**Stated task**:
Copy each line that has the string "whether" somewhere in it.

══════

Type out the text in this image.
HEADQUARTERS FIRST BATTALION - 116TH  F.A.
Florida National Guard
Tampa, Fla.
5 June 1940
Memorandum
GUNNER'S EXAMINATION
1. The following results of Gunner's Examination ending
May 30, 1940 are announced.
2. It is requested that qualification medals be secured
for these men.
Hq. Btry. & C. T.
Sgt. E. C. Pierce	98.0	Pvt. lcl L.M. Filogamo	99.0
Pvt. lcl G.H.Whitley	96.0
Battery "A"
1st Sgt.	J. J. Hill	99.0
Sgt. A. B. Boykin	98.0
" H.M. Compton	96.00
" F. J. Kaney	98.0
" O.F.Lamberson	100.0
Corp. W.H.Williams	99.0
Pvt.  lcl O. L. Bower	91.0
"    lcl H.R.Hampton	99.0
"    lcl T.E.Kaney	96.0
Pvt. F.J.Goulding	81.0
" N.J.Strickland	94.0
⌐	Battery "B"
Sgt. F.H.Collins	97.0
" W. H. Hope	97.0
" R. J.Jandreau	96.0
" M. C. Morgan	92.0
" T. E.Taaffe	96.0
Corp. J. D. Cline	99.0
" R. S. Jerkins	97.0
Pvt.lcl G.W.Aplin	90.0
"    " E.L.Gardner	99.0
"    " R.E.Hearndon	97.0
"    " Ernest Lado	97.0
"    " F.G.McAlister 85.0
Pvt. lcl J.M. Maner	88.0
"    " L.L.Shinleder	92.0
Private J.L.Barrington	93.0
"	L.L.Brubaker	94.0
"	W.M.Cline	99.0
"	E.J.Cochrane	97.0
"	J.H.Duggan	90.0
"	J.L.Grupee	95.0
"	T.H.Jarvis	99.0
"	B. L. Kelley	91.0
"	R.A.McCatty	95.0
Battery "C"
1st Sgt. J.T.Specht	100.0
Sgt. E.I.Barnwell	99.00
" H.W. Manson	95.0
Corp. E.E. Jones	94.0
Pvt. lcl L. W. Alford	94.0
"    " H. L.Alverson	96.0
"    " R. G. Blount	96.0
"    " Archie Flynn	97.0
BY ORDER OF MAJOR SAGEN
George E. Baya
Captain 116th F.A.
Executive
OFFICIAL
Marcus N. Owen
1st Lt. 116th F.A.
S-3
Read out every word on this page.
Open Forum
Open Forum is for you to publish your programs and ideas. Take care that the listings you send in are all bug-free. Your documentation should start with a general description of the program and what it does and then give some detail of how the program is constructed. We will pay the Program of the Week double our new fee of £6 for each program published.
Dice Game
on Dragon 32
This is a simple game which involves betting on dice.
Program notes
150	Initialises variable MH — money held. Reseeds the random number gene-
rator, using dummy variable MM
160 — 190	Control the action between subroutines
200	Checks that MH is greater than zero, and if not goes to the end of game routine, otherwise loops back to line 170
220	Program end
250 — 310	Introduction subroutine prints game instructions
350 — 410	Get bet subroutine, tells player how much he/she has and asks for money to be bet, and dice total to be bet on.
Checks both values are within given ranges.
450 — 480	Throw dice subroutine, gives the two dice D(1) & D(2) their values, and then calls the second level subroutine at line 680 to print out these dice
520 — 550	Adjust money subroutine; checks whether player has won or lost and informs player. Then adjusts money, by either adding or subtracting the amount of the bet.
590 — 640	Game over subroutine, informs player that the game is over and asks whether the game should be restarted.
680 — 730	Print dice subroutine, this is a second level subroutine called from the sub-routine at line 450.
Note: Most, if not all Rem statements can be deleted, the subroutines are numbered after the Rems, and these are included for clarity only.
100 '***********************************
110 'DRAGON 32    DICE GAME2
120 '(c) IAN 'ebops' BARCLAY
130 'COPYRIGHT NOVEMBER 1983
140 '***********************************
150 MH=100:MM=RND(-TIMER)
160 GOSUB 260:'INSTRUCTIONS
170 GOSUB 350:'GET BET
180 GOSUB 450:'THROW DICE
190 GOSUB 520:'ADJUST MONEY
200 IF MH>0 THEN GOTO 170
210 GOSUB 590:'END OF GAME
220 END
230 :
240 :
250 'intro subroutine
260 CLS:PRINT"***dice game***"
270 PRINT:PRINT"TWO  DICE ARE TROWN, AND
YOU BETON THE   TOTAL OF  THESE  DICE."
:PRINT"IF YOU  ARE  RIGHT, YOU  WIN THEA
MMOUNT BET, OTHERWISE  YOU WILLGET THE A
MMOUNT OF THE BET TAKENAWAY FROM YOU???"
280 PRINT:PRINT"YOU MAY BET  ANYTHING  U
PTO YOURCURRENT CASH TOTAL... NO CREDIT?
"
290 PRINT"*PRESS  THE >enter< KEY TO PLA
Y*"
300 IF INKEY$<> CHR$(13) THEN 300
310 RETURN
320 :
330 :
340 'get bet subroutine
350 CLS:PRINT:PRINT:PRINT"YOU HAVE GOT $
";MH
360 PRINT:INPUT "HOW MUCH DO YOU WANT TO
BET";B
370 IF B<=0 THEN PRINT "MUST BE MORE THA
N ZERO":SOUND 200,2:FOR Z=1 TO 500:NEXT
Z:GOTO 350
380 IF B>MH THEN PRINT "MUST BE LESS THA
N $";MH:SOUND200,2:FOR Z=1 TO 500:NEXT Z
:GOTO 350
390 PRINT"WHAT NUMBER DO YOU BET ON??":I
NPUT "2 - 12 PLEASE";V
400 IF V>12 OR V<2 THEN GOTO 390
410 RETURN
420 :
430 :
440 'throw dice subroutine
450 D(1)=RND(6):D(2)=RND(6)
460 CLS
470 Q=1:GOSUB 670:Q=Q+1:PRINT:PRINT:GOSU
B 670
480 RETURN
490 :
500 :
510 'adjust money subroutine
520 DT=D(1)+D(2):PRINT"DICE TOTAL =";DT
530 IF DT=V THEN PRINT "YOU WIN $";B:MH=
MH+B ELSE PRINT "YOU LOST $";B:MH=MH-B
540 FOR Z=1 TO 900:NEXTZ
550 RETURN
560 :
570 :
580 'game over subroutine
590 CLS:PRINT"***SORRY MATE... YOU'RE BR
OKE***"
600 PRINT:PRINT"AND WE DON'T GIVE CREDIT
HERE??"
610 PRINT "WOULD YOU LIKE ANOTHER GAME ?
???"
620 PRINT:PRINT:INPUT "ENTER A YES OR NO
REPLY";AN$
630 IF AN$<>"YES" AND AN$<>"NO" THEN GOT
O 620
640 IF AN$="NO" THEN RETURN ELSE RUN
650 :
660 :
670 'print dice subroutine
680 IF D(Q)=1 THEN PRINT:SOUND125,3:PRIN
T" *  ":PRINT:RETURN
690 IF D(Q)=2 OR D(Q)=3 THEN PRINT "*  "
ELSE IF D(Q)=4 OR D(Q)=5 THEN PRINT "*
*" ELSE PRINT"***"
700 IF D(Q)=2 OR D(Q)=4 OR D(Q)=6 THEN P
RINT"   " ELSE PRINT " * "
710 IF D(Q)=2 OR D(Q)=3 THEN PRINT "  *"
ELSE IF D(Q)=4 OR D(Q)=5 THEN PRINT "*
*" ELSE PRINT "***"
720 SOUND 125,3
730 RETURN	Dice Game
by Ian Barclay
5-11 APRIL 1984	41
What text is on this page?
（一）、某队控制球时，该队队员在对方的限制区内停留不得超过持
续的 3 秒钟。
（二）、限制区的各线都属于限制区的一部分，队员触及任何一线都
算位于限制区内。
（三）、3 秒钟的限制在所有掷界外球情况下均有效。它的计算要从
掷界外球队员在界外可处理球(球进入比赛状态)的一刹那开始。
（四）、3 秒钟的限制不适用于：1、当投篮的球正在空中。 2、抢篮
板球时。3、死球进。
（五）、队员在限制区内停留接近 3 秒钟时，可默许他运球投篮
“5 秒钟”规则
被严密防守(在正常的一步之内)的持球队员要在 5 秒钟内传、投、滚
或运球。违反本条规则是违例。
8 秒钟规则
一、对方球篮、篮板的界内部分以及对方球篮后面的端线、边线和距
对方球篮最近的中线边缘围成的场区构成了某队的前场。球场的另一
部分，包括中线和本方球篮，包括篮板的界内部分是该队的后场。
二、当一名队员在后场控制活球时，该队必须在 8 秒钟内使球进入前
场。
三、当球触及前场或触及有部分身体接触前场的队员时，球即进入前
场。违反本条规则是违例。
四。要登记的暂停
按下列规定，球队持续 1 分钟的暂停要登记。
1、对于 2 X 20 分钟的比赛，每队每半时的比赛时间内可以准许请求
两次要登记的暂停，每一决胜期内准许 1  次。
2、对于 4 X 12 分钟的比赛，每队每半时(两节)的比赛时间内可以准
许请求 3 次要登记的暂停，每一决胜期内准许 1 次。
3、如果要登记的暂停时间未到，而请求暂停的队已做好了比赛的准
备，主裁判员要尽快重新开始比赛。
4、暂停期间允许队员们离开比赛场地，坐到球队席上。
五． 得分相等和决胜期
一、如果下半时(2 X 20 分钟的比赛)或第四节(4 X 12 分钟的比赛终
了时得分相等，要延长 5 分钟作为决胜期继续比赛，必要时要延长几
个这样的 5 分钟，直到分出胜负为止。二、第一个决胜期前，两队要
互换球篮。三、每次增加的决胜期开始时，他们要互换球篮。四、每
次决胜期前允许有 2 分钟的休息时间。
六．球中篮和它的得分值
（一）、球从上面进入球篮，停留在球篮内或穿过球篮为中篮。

══════

**Solution to this exercise**:
520 — 550	Adjust money subroutine; checks whether player has won or lost and informs player. Then adjusts money, by either adding or subtracting the amount of the bet.
590 — 640	Game over subroutine, informs player that the game is over and asks whether the game should be restarted.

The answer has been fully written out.